> _What you will do_: Leaving out the pictures, please retype each record exactly.

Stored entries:
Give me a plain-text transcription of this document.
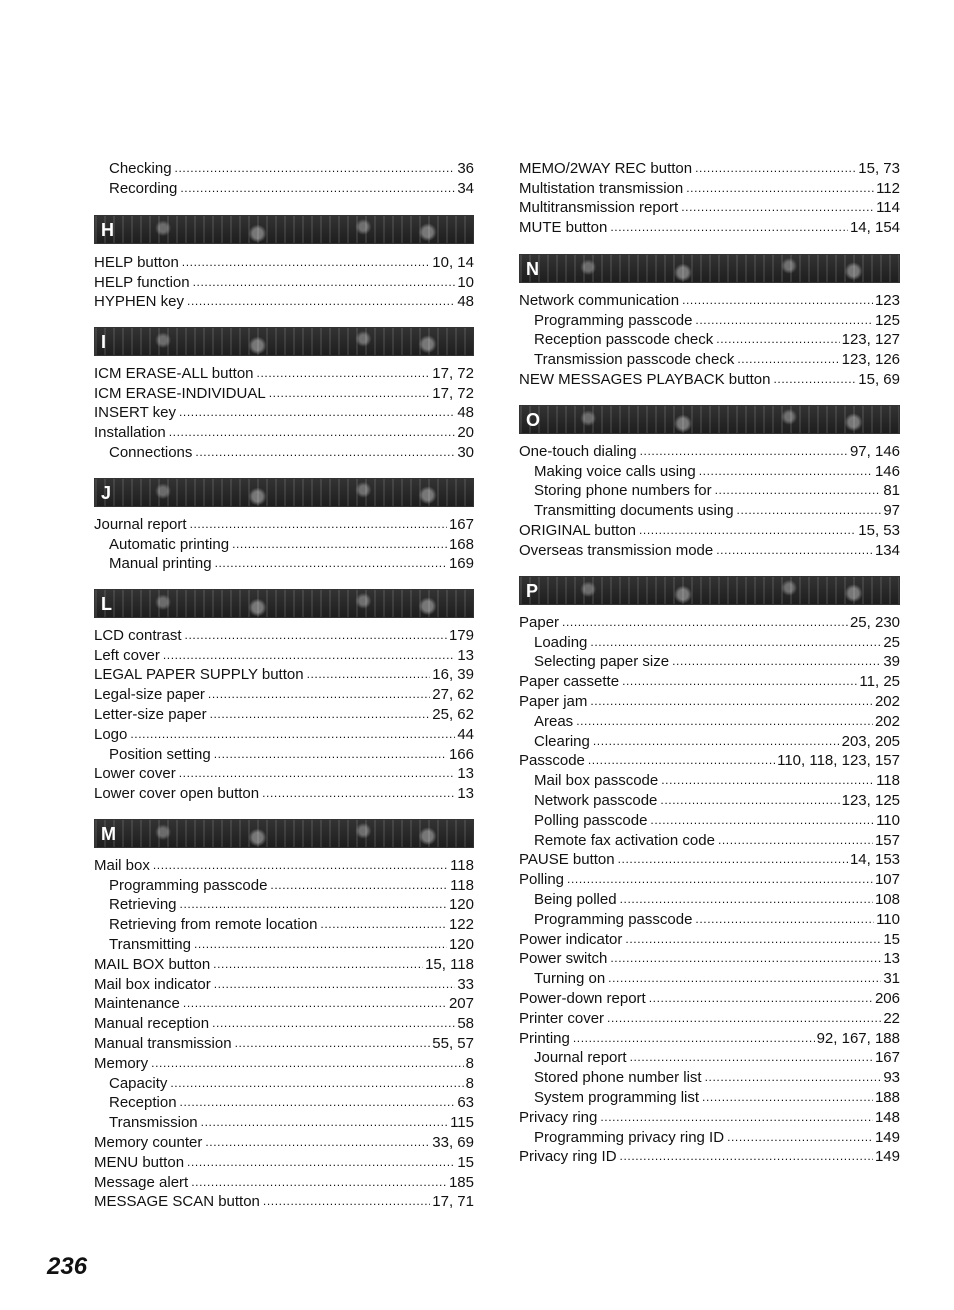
Checking .....	36
Recording .....	34
H
HELP button .....	10, 14
HELP function .....	10
HYPHEN key .....	48
I
ICM ERASE-ALL button .....	17, 72
ICM ERASE-INDIVIDUAL .....	17, 72
INSERT key .....	48
Installation .....	20
Connections .....	30
J
Journal report .....	167
Automatic printing .....	168
Manual printing .....	169
L
LCD contrast .....	179
Left cover .....	13
LEGAL PAPER SUPPLY button .....	16, 39
Legal-size paper .....	27, 62
Letter-size paper .....	25, 62
Logo .....	44
Position setting .....	166
Lower cover .....	13
Lower cover open button .....	13
M
Mail box .....	118
Programming passcode .....	118
Retrieving .....	120
Retrieving from remote location .....	122
Transmitting .....	120
MAIL BOX button .....	15, 118
Mail box indicator .....	33
Maintenance .....	207
Manual reception .....	58
Manual transmission .....	55, 57
Memory .....	8
Capacity .....	8
Reception .....	63
Transmission .....	115
Memory counter .....	33, 69
MENU button .....	15
Message alert .....	185
MESSAGE SCAN button .....	17, 71
MEMO/2WAY REC button .....	15, 73
Multistation transmission .....	112
Multitransmission report .....	114
MUTE button .....	14, 154
N
Network communication .....	123
Programming passcode .....	125
Reception passcode check .....	123, 127
Transmission passcode check .....	123, 126
NEW MESSAGES PLAYBACK button .....	15, 69
O
One-touch dialing .....	97, 146
Making voice calls using .....	146
Storing phone numbers for .....	81
Transmitting documents using .....	97
ORIGINAL button .....	15, 53
Overseas transmission mode .....	134
P
Paper .....	25, 230
Loading .....	25
Selecting paper size .....	39
Paper cassette .....	11, 25
Paper jam .....	202
Areas .....	202
Clearing .....	203, 205
Passcode .....	110, 118, 123, 157
Mail box passcode .....	118
Network passcode .....	123, 125
Polling passcode .....	110
Remote fax activation code .....	157
PAUSE button .....	14, 153
Polling .....	107
Being polled .....	108
Programming passcode .....	110
Power indicator .....	15
Power switch .....	13
Turning on .....	31
Power-down report .....	206
Printer cover .....	22
Printing .....	92, 167, 188
Journal report .....	167
Stored phone number list .....	93
System programming list .....	188
Privacy ring .....	148
Programming privacy ring ID .....	149
Privacy ring ID .....	149
236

> _Exercise response_:
Give me a plain-text transcription of this document.
Checking .....	36
Recording .....	34
H
HELP button .....	10, 14
HELP function .....	10
HYPHEN key .....	48
I
ICM ERASE-ALL button .....	17, 72
ICM ERASE-INDIVIDUAL .....	17, 72
INSERT key .....	48
Installation .....	20
Connections .....	30
J
Journal report .....	167
Automatic printing .....	168
Manual printing .....	169
L
LCD contrast .....	179
Left cover .....	13
LEGAL PAPER SUPPLY button .....	16, 39
Legal-size paper .....	27, 62
Letter-size paper .....	25, 62
Logo .....	44
Position setting .....	166
Lower cover .....	13
Lower cover open button .....	13
M
Mail box .....	118
Programming passcode .....	118
Retrieving .....	120
Retrieving from remote location .....	122
Transmitting .....	120
MAIL BOX button .....	15, 118
Mail box indicator .....	33
Maintenance .....	207
Manual reception .....	58
Manual transmission .....	55, 57
Memory .....	8
Capacity .....	8
Reception .....	63
Transmission .....	115
Memory counter .....	33, 69
MENU button .....	15
Message alert .....	185
MESSAGE SCAN button .....	17, 71
MEMO/2WAY REC button .....	15, 73
Multistation transmission .....	112
Multitransmission report .....	114
MUTE button .....	14, 154
N
Network communication .....	123
Programming passcode .....	125
Reception passcode check .....	123, 127
Transmission passcode check .....	123, 126
NEW MESSAGES PLAYBACK button .....	15, 69
O
One-touch dialing .....	97, 146
Making voice calls using .....	146
Storing phone numbers for .....	81
Transmitting documents using .....	97
ORIGINAL button .....	15, 53
Overseas transmission mode .....	134
P
Paper .....	25, 230
Loading .....	25
Selecting paper size .....	39
Paper cassette .....	11, 25
Paper jam .....	202
Areas .....	202
Clearing .....	203, 205
Passcode .....	110, 118, 123, 157
Mail box passcode .....	118
Network passcode .....	123, 125
Polling passcode .....	110
Remote fax activation code .....	157
PAUSE button .....	14, 153
Polling .....	107
Being polled .....	108
Programming passcode .....	110
Power indicator .....	15
Power switch .....	13
Turning on .....	31
Power-down report .....	206
Printer cover .....	22
Printing .....	92, 167, 188
Journal report .....	167
Stored phone number list .....	93
System programming list .....	188
Privacy ring .....	148
Programming privacy ring ID .....	149
Privacy ring ID .....	149
236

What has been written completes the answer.